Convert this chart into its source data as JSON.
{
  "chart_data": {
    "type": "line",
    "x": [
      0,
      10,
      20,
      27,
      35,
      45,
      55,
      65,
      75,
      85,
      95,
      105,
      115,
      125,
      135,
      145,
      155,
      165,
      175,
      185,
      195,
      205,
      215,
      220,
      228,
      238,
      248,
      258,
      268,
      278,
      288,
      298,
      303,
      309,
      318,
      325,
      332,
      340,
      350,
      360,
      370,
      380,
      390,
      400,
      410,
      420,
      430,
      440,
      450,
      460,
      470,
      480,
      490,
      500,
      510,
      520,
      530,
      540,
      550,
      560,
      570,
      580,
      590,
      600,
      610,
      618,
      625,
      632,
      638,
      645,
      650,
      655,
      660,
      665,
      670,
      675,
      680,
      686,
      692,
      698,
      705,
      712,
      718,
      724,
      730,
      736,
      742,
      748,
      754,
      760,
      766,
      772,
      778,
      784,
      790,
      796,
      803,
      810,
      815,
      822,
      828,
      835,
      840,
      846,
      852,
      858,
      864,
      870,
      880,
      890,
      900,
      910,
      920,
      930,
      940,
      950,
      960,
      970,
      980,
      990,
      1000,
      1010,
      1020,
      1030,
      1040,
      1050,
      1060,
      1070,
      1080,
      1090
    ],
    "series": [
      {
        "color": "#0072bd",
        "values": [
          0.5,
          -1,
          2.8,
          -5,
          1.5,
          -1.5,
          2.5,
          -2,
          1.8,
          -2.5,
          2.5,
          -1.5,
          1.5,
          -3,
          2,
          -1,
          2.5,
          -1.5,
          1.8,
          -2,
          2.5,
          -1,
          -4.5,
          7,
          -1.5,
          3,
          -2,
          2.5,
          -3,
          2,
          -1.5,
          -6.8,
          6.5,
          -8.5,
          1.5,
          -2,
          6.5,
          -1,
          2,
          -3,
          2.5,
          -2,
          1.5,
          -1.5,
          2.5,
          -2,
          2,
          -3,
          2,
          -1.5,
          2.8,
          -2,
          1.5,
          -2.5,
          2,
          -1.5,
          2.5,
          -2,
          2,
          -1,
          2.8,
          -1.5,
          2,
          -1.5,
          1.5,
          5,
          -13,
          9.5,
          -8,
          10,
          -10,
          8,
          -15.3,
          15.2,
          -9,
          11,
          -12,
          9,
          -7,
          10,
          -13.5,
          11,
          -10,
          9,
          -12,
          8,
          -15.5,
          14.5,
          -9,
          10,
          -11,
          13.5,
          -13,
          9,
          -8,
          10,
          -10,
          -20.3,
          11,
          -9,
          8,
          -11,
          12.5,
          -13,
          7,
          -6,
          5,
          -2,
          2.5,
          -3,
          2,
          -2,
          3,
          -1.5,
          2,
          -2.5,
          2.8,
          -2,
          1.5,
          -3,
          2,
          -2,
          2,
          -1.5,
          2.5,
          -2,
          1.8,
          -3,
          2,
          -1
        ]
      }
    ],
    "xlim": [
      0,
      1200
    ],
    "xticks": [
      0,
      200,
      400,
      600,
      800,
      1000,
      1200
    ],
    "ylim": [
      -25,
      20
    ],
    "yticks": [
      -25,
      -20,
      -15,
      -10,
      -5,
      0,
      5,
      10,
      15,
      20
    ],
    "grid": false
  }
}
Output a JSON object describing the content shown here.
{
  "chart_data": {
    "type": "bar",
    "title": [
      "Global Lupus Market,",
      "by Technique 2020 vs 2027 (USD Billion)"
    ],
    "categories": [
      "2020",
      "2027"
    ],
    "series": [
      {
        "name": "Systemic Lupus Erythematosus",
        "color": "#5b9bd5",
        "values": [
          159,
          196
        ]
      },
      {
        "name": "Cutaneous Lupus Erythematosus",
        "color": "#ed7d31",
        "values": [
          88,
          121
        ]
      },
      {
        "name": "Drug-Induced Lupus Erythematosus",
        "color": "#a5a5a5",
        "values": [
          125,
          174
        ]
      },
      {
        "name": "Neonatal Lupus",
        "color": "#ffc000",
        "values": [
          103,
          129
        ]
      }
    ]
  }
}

***

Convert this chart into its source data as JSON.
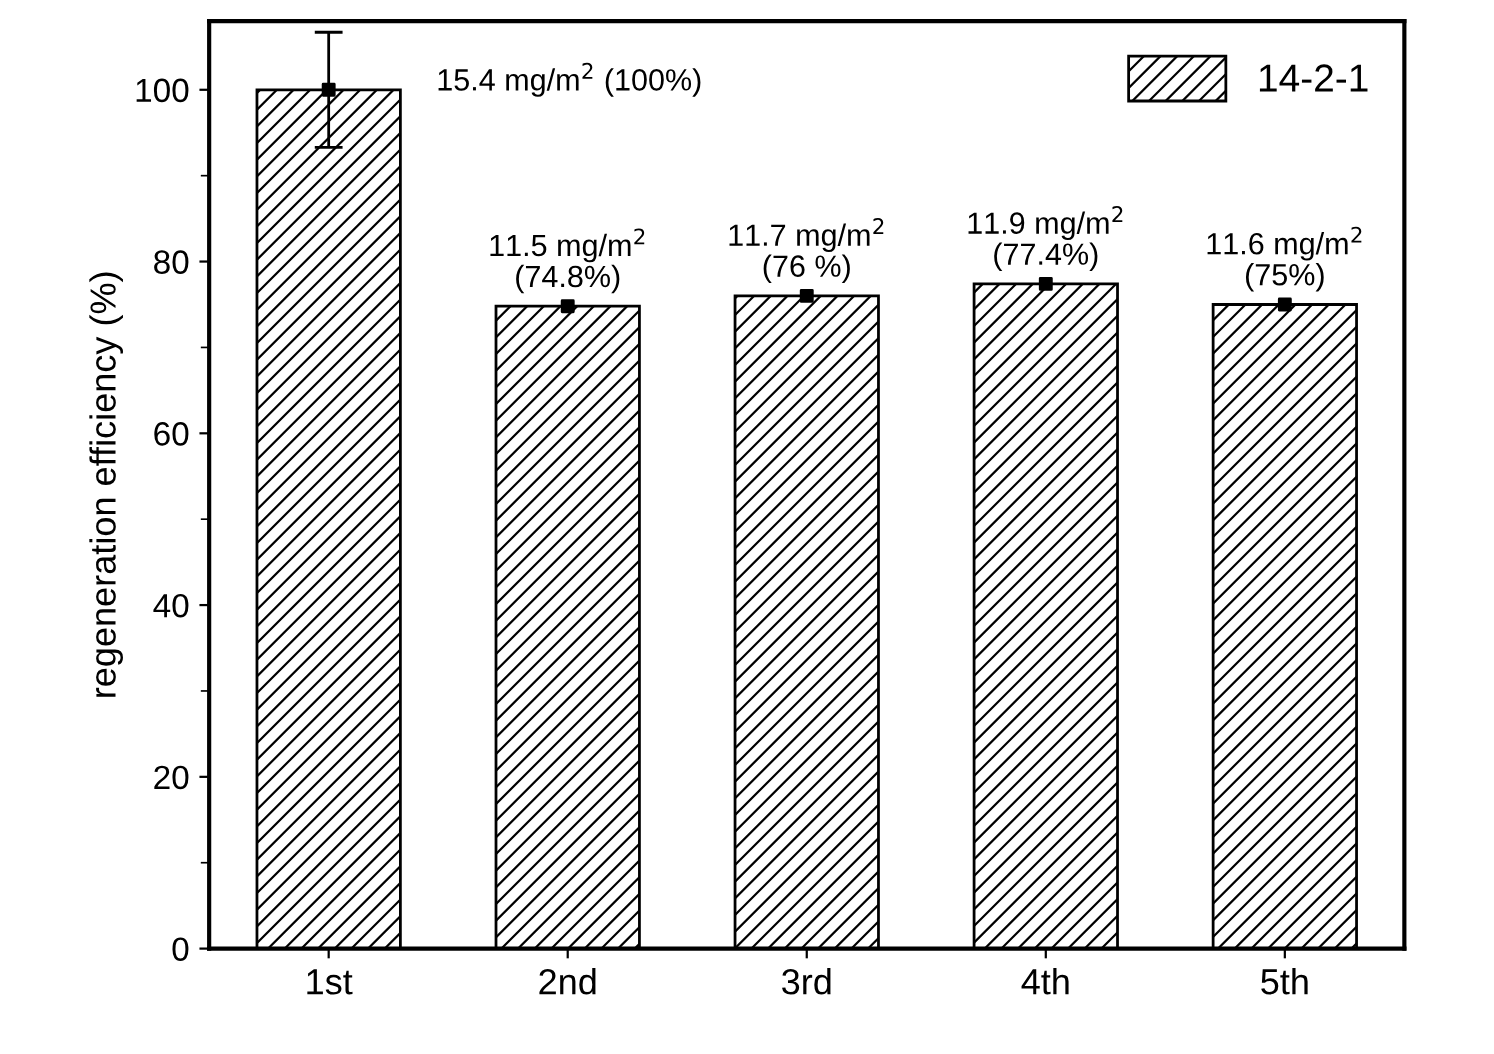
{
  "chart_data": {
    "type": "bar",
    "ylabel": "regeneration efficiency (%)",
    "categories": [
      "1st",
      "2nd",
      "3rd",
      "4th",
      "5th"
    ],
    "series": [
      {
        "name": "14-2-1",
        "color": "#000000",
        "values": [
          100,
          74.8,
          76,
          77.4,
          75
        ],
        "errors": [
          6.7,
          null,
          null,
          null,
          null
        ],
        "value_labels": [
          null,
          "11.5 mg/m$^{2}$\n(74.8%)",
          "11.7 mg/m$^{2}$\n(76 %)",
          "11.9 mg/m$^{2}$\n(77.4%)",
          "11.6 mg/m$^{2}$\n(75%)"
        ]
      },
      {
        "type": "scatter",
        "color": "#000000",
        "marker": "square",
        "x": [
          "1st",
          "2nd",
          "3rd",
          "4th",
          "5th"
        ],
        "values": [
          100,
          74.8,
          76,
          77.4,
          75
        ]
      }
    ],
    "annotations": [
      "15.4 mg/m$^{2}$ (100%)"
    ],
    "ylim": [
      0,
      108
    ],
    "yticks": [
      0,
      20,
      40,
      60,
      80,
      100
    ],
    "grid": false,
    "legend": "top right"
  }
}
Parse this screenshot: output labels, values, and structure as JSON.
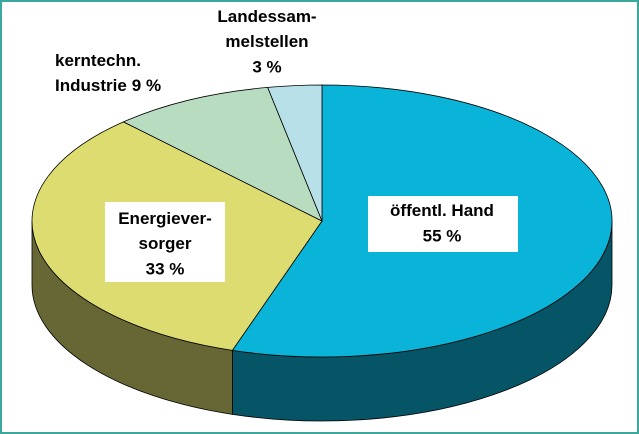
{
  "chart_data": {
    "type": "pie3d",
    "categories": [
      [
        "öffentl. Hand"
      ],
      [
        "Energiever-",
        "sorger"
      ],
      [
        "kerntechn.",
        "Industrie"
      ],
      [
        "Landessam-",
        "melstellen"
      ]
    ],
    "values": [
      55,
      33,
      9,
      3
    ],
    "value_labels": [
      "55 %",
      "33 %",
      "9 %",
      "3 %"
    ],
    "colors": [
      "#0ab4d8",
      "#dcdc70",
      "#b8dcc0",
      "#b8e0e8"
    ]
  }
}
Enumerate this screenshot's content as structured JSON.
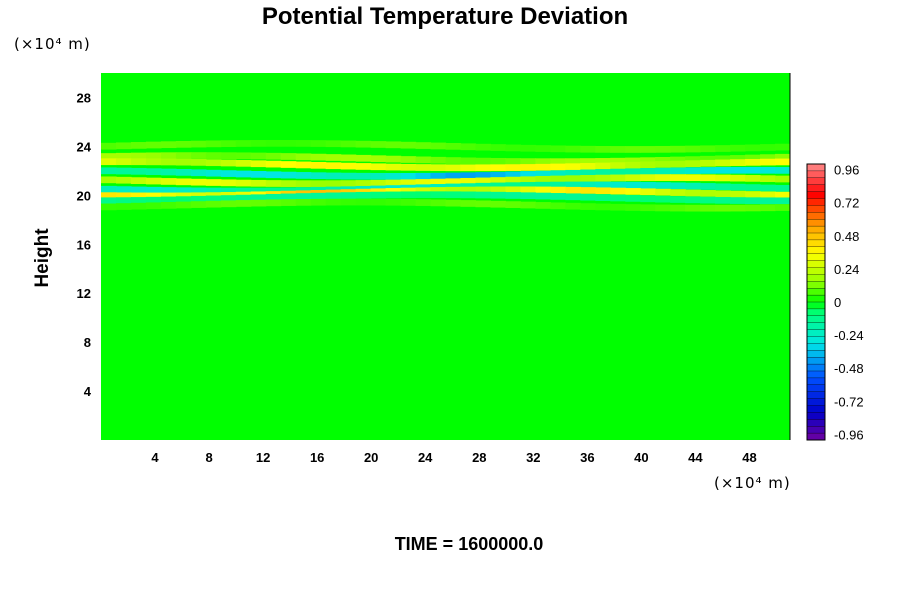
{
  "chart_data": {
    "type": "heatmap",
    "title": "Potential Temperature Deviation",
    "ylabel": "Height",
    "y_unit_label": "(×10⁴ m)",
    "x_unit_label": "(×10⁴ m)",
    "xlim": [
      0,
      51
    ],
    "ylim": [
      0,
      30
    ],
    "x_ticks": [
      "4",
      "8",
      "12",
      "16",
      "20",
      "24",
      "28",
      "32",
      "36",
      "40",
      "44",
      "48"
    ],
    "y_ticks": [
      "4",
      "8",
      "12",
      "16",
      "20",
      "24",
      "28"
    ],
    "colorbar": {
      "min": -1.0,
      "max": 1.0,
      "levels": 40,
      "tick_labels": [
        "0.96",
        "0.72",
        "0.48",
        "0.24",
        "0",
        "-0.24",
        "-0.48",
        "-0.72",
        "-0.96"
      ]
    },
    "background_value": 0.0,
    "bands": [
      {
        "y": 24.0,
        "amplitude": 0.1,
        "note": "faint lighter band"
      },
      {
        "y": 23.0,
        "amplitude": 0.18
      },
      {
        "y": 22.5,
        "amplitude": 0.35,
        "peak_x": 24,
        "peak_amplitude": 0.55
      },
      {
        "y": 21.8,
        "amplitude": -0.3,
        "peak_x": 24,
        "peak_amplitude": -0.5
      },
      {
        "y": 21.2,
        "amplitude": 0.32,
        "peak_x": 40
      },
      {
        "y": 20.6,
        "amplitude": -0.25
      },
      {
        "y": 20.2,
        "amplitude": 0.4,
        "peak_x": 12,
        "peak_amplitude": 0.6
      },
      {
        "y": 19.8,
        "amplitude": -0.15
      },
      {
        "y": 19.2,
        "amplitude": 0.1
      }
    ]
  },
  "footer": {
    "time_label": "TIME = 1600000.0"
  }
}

***

=== Exercise instructions ===
Filter the entries above down to the lines containing the word "Erythematosus".

=== Full solution ===
        "name": "Systemic Lupus Erythematosus",
        "name": "Cutaneous Lupus Erythematosus",
        "name": "Drug-Induced Lupus Erythematosus",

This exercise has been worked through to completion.